What the task asks:
Leave out every picture, then transcribe the rest of the listing exactly.

Supplied material:
/---

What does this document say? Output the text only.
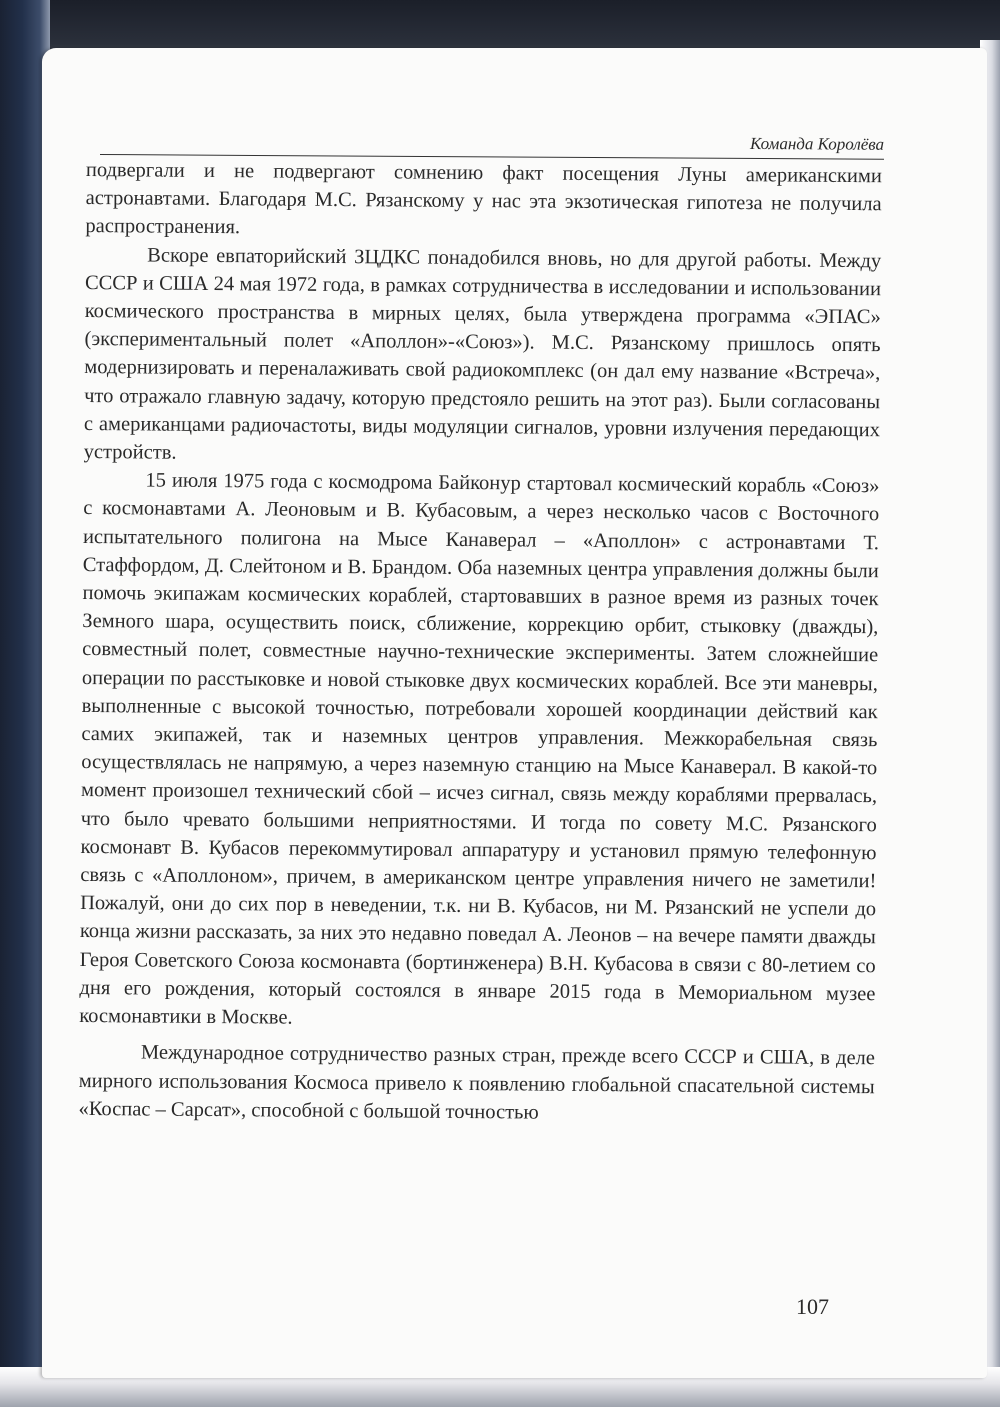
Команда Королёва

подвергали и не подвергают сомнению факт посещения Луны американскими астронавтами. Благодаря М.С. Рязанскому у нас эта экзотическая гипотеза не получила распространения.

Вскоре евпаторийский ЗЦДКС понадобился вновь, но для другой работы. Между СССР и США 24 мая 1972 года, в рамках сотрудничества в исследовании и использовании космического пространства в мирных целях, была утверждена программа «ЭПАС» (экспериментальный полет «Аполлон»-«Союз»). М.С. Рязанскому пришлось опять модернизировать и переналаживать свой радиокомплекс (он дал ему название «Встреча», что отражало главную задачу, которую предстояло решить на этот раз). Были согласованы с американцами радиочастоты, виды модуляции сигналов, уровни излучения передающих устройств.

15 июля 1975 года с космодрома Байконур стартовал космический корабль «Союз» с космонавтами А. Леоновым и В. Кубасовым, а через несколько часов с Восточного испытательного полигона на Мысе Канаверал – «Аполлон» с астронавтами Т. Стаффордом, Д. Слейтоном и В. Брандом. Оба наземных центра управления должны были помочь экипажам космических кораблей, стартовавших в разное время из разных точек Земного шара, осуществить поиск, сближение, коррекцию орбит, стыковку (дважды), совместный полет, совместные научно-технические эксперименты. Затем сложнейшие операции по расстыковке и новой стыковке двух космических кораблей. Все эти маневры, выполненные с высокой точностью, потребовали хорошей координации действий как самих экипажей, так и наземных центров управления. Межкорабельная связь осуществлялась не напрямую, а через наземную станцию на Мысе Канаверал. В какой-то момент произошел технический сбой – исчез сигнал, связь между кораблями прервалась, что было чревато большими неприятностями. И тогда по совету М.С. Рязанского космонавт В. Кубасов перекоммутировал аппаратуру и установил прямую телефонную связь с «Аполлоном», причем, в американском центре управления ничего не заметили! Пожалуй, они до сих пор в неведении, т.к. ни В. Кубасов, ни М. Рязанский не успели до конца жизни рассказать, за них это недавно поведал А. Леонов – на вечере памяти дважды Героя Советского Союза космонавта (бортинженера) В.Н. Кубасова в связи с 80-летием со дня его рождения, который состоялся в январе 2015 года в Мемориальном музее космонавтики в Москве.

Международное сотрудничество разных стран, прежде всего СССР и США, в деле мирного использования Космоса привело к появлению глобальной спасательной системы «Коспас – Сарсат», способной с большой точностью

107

\---

Exercise answer:
What does this document say? Output the text only.
Команда Королёва

подвергали и не подвергают сомнению факт посещения Луны американскими астронавтами. Благодаря М.С. Рязанскому у нас эта экзотическая гипотеза не получила распространения.

Вскоре евпаторийский ЗЦДКС понадобился вновь, но для другой работы. Между СССР и США 24 мая 1972 года, в рамках сотрудничества в исследовании и использовании космического пространства в мирных целях, была утверждена программа «ЭПАС» (экспериментальный полет «Аполлон»-«Союз»). М.С. Рязанскому пришлось опять модернизировать и переналаживать свой радиокомплекс (он дал ему название «Встреча», что отражало главную задачу, которую предстояло решить на этот раз). Были согласованы с американцами радиочастоты, виды модуляции сигналов, уровни излучения передающих устройств.

15 июля 1975 года с космодрома Байконур стартовал космический корабль «Союз» с космонавтами А. Леоновым и В. Кубасовым, а через несколько часов с Восточного испытательного полигона на Мысе Канаверал – «Аполлон» с астронавтами Т. Стаффордом, Д. Слейтоном и В. Брандом. Оба наземных центра управления должны были помочь экипажам космических кораблей, стартовавших в разное время из разных точек Земного шара, осуществить поиск, сближение, коррекцию орбит, стыковку (дважды), совместный полет, совместные научно-технические эксперименты. Затем сложнейшие операции по расстыковке и новой стыковке двух космических кораблей. Все эти маневры, выполненные с высокой точностью, потребовали хорошей координации действий как самих экипажей, так и наземных центров управления. Межкорабельная связь осуществлялась не напрямую, а через наземную станцию на Мысе Канаверал. В какой-то момент произошел технический сбой – исчез сигнал, связь между кораблями прервалась, что было чревато большими неприятностями. И тогда по совету М.С. Рязанского космонавт В. Кубасов перекоммутировал аппаратуру и установил прямую телефонную связь с «Аполлоном», причем, в американском центре управления ничего не заметили! Пожалуй, они до сих пор в неведении, т.к. ни В. Кубасов, ни М. Рязанский не успели до конца жизни рассказать, за них это недавно поведал А. Леонов – на вечере памяти дважды Героя Советского Союза космонавта (бортинженера) В.Н. Кубасова в связи с 80-летием со дня его рождения, который состоялся в январе 2015 года в Мемориальном музее космонавтики в Москве.

Международное сотрудничество разных стран, прежде всего СССР и США, в деле мирного использования Космоса привело к появлению глобальной спасательной системы «Коспас – Сарсат», способной с большой точностью

107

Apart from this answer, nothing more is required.